> **What you need to do**
Copy every line of the records below where the word "Nurses" occurs.

Lines of data:
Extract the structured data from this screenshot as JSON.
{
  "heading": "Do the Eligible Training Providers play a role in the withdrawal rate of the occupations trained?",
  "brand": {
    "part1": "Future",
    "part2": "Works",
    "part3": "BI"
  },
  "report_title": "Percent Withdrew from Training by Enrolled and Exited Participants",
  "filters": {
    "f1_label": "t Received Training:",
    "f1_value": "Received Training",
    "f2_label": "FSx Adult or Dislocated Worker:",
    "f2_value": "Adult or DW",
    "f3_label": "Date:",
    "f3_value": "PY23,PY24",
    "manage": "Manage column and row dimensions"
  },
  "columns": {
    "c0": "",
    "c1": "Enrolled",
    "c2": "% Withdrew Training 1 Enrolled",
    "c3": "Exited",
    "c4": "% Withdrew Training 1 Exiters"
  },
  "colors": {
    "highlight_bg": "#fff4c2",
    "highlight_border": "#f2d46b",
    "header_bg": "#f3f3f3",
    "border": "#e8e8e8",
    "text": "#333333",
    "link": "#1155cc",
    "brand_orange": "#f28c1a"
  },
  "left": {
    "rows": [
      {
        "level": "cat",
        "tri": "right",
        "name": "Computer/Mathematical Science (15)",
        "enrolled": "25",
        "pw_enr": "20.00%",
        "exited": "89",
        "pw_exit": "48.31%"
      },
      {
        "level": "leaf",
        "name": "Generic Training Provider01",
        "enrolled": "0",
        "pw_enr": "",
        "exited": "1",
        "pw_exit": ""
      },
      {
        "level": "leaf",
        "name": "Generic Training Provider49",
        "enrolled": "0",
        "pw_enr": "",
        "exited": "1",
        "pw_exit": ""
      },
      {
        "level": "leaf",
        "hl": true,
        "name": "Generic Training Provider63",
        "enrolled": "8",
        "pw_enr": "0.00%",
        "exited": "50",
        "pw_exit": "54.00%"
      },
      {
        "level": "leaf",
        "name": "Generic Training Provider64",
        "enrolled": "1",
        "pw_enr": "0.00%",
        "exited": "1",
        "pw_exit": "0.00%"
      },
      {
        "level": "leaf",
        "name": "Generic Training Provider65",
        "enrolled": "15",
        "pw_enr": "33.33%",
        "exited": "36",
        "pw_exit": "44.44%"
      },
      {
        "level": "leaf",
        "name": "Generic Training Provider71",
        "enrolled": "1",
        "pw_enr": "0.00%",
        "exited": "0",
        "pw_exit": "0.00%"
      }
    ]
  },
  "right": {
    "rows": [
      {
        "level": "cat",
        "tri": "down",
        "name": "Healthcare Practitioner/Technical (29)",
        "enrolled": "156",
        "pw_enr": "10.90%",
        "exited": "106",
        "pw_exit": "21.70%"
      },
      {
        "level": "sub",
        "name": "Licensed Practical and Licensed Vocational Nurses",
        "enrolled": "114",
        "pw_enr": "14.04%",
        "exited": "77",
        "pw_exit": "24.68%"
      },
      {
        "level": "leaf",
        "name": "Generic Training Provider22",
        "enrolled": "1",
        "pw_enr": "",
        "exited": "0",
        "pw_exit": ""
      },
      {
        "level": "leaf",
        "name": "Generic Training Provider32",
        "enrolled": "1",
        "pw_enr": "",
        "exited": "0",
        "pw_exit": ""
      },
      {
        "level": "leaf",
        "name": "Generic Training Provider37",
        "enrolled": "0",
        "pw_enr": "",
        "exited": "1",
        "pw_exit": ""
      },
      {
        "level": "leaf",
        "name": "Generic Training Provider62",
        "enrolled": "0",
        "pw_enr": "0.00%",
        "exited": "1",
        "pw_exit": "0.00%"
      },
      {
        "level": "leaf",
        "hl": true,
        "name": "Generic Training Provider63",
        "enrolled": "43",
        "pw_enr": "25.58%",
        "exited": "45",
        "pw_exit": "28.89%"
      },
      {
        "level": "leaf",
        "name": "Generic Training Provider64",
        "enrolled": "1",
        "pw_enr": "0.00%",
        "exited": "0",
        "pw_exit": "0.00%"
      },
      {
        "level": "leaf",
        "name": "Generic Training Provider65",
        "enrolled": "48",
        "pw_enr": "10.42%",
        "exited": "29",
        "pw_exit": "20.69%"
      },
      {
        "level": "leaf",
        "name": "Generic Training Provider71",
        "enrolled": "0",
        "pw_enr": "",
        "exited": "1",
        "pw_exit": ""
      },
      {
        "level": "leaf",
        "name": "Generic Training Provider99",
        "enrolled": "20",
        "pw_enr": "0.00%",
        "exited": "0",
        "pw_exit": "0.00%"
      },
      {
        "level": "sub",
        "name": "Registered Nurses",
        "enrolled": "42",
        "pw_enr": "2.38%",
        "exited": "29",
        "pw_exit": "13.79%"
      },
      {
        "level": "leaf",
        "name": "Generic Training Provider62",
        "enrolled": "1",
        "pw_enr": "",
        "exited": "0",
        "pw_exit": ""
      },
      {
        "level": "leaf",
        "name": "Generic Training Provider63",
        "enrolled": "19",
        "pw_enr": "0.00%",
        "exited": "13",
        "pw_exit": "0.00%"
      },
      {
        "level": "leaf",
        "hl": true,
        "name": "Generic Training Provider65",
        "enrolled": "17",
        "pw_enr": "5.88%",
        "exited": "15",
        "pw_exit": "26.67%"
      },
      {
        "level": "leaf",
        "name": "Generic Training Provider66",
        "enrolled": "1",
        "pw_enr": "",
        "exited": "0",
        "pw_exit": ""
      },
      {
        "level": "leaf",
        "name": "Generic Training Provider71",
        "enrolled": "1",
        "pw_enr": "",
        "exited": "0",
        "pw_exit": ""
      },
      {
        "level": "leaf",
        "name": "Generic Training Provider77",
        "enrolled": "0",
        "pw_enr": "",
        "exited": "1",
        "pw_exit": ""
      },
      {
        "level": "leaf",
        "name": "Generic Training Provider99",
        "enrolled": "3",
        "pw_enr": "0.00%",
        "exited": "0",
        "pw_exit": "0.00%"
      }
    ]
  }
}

> **Answer in full**
        "name": "Licensed Practical and Licensed Vocational Nurses",
        "name": "Registered Nurses",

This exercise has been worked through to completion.